■ **Input material**:

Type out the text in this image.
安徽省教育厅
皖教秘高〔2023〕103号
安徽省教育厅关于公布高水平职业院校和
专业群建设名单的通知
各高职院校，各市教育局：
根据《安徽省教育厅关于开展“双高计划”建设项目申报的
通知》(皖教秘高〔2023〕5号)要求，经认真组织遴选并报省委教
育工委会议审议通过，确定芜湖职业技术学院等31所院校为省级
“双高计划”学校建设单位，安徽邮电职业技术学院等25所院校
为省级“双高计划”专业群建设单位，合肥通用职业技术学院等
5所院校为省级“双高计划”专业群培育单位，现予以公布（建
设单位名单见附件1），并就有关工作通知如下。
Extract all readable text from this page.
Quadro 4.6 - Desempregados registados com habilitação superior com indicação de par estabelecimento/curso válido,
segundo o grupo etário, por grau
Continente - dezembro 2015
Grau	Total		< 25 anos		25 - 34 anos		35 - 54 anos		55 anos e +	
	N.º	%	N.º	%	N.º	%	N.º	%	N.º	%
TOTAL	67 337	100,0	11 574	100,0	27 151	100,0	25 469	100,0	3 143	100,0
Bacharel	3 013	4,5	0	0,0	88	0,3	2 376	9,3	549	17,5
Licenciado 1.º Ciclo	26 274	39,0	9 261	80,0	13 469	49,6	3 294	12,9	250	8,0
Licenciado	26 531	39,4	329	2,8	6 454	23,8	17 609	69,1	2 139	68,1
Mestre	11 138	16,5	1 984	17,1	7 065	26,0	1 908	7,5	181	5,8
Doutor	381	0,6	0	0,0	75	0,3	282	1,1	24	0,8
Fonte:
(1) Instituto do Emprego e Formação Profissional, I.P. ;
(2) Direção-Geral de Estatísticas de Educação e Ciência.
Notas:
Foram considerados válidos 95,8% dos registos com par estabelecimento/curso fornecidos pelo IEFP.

■ **Your goal**: Please output every record, keeping each line exact.

■ **Exercise result**:
Type out the text in this image.
安徽省教育厅
皖教秘高〔2023〕103号
安徽省教育厅关于公布高水平职业院校和
专业群建设名单的通知
各高职院校，各市教育局：
根据《安徽省教育厅关于开展“双高计划”建设项目申报的
通知》(皖教秘高〔2023〕5号)要求，经认真组织遴选并报省委教
育工委会议审议通过，确定芜湖职业技术学院等31所院校为省级
“双高计划”学校建设单位，安徽邮电职业技术学院等25所院校
为省级“双高计划”专业群建设单位，合肥通用职业技术学院等
5所院校为省级“双高计划”专业群培育单位，现予以公布（建
设单位名单见附件1），并就有关工作通知如下。
Extract all readable text from this page.
Quadro 4.6 - Desempregados registados com habilitação superior com indicação de par estabelecimento/curso válido,
segundo o grupo etário, por grau
Continente - dezembro 2015
Grau	Total		< 25 anos		25 - 34 anos		35 - 54 anos		55 anos e +	
	N.º	%	N.º	%	N.º	%	N.º	%	N.º	%
TOTAL	67 337	100,0	11 574	100,0	27 151	100,0	25 469	100,0	3 143	100,0
Bacharel	3 013	4,5	0	0,0	88	0,3	2 376	9,3	549	17,5
Licenciado 1.º Ciclo	26 274	39,0	9 261	80,0	13 469	49,6	3 294	12,9	250	8,0
Licenciado	26 531	39,4	329	2,8	6 454	23,8	17 609	69,1	2 139	68,1
Mestre	11 138	16,5	1 984	17,1	7 065	26,0	1 908	7,5	181	5,8
Doutor	381	0,6	0	0,0	75	0,3	282	1,1	24	0,8
Fonte:
(1) Instituto do Emprego e Formação Profissional, I.P. ;
(2) Direção-Geral de Estatísticas de Educação e Ciência.
Notas:
Foram considerados válidos 95,8% dos registos com par estabelecimento/curso fornecidos pelo IEFP.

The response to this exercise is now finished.